§ **EXERCISE AIM**: Count how many lines contain "fact" and reply with that number only.

Entries from a dataset

══════════

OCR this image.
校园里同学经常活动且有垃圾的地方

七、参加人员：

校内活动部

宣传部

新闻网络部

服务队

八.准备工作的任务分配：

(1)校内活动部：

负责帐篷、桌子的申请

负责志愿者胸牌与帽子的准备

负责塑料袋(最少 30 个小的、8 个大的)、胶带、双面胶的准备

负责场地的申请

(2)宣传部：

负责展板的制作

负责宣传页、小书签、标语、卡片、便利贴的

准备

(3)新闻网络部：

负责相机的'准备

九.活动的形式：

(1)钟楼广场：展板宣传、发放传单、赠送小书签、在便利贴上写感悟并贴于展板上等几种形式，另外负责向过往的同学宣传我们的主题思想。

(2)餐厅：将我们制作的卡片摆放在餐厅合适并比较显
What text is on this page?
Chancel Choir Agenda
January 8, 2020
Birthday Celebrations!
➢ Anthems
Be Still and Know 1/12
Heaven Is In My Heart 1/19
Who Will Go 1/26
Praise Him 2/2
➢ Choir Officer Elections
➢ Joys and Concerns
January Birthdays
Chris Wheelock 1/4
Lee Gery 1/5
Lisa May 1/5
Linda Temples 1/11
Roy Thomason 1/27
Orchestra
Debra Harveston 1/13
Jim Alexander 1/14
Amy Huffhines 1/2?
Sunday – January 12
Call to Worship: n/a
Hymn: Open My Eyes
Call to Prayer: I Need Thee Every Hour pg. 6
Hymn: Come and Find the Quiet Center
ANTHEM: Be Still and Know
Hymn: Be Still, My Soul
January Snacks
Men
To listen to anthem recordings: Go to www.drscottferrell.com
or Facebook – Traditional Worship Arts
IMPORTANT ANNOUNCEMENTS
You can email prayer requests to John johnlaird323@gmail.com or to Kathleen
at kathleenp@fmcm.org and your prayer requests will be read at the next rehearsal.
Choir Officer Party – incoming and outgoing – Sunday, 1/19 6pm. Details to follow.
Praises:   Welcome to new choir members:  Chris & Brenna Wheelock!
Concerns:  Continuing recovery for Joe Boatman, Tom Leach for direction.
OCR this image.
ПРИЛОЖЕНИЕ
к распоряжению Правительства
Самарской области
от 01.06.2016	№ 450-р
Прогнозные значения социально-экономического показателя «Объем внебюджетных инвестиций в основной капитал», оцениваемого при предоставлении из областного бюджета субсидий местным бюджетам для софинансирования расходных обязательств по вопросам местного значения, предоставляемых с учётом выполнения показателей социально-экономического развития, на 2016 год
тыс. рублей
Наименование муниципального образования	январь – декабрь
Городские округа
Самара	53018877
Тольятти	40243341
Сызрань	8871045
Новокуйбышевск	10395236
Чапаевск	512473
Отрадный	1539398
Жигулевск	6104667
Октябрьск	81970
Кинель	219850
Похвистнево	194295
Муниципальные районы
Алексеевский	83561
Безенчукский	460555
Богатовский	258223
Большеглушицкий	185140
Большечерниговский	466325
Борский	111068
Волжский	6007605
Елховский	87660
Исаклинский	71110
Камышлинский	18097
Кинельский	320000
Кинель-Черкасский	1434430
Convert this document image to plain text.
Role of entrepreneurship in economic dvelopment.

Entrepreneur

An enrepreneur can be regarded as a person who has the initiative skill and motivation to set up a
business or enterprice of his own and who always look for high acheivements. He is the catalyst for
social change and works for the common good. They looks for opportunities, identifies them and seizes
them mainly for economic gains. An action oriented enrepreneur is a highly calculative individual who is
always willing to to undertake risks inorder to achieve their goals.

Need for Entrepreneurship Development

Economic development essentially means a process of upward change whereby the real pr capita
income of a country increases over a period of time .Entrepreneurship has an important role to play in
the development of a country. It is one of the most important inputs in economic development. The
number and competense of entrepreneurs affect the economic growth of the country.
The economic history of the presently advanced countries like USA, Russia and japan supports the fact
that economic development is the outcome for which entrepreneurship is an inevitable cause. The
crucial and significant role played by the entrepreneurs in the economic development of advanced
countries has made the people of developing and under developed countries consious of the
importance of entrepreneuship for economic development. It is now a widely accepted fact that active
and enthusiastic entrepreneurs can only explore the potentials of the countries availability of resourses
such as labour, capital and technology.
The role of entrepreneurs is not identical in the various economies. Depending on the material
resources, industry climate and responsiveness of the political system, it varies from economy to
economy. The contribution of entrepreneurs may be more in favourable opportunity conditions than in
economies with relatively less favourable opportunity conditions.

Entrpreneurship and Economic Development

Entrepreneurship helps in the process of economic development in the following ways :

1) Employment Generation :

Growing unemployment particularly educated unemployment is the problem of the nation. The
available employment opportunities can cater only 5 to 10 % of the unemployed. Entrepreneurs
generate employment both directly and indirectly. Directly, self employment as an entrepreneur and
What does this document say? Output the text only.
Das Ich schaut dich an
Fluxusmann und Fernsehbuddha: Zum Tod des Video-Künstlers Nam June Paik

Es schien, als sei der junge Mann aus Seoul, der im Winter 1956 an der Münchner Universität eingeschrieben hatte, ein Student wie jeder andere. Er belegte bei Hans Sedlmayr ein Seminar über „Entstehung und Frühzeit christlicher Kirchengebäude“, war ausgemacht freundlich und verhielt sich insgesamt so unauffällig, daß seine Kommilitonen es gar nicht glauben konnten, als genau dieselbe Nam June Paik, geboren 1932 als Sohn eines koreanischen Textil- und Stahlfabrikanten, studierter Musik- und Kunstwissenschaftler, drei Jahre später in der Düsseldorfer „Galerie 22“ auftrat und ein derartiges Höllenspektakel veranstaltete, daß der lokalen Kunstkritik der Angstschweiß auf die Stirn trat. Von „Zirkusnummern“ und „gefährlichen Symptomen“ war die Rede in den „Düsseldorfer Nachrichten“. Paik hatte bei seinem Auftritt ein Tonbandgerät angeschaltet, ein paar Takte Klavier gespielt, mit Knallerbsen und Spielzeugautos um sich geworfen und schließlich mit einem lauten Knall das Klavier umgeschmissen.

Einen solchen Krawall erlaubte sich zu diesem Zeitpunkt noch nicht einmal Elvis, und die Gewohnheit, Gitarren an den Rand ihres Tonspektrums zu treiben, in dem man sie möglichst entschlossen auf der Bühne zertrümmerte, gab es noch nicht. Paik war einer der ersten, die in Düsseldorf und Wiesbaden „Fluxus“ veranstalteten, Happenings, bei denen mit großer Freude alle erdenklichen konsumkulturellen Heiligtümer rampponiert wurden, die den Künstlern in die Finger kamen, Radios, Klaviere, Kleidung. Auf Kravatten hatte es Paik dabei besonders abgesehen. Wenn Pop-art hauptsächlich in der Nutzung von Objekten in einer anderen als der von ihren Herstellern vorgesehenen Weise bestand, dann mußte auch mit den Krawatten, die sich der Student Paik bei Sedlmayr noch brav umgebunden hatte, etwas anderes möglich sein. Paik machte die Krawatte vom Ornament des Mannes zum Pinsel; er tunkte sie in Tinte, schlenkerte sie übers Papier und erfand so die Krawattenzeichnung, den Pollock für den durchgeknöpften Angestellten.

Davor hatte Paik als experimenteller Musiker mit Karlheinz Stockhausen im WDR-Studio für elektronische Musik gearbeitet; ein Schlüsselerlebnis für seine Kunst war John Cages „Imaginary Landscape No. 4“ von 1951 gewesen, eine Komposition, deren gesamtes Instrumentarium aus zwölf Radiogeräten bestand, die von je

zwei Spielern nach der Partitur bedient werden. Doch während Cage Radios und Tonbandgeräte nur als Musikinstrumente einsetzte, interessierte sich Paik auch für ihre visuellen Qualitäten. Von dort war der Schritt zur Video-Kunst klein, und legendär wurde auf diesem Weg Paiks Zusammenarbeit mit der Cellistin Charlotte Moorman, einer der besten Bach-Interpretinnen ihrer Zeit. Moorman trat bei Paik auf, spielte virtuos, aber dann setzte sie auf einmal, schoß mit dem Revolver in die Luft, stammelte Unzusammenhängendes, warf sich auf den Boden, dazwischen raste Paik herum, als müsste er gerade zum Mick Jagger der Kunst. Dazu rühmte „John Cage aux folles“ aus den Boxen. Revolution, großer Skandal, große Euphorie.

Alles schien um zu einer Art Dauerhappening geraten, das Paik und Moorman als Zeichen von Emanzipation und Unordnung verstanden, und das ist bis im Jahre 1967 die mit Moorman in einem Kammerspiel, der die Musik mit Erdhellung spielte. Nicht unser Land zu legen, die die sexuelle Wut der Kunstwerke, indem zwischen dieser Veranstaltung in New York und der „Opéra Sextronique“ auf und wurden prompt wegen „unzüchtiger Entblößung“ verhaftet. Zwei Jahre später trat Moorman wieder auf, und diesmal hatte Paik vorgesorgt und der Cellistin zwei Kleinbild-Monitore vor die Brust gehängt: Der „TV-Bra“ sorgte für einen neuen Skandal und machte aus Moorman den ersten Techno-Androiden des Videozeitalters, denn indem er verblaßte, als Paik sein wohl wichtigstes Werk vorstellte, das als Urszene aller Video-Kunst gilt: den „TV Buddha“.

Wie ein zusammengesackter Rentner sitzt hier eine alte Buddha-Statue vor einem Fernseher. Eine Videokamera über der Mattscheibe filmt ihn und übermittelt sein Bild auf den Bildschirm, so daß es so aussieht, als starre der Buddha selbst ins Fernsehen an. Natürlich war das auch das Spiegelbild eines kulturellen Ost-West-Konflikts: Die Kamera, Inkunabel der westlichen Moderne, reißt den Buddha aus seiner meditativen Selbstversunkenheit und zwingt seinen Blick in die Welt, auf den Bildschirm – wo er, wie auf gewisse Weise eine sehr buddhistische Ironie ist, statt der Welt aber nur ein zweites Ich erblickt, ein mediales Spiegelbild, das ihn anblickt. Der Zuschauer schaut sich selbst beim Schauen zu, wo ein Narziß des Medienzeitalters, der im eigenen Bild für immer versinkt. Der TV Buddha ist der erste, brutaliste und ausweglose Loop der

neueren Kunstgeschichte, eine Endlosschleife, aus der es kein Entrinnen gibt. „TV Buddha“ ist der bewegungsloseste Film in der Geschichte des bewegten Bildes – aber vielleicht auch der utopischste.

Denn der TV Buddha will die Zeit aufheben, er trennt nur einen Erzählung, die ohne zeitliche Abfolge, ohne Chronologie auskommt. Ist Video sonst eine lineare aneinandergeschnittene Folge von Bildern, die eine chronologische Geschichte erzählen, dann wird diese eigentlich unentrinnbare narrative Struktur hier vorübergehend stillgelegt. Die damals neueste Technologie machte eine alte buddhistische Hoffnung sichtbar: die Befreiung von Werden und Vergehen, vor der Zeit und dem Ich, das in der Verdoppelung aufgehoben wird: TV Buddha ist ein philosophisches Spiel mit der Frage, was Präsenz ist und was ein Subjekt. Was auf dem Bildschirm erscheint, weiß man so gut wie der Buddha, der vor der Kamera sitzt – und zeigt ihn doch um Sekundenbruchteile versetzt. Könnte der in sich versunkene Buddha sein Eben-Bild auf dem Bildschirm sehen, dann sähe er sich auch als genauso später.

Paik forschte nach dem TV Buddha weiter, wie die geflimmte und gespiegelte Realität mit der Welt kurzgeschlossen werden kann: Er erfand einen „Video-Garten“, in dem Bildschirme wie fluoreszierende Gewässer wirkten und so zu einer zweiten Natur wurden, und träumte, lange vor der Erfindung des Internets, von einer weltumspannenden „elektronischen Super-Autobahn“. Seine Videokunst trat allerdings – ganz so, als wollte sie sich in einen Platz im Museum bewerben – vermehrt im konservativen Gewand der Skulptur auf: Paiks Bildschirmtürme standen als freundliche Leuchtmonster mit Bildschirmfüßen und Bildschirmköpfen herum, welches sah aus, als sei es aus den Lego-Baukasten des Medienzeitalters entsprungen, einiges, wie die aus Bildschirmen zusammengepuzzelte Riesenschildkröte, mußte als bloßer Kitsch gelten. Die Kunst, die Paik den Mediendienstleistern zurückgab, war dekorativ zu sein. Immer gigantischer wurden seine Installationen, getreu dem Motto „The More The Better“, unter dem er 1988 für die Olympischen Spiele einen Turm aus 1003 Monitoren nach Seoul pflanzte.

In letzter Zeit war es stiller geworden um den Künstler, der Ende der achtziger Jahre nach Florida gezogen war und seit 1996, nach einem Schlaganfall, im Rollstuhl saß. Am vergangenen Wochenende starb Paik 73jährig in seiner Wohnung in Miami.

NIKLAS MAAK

══════════

§ **COMPLETE ANSWER**: 2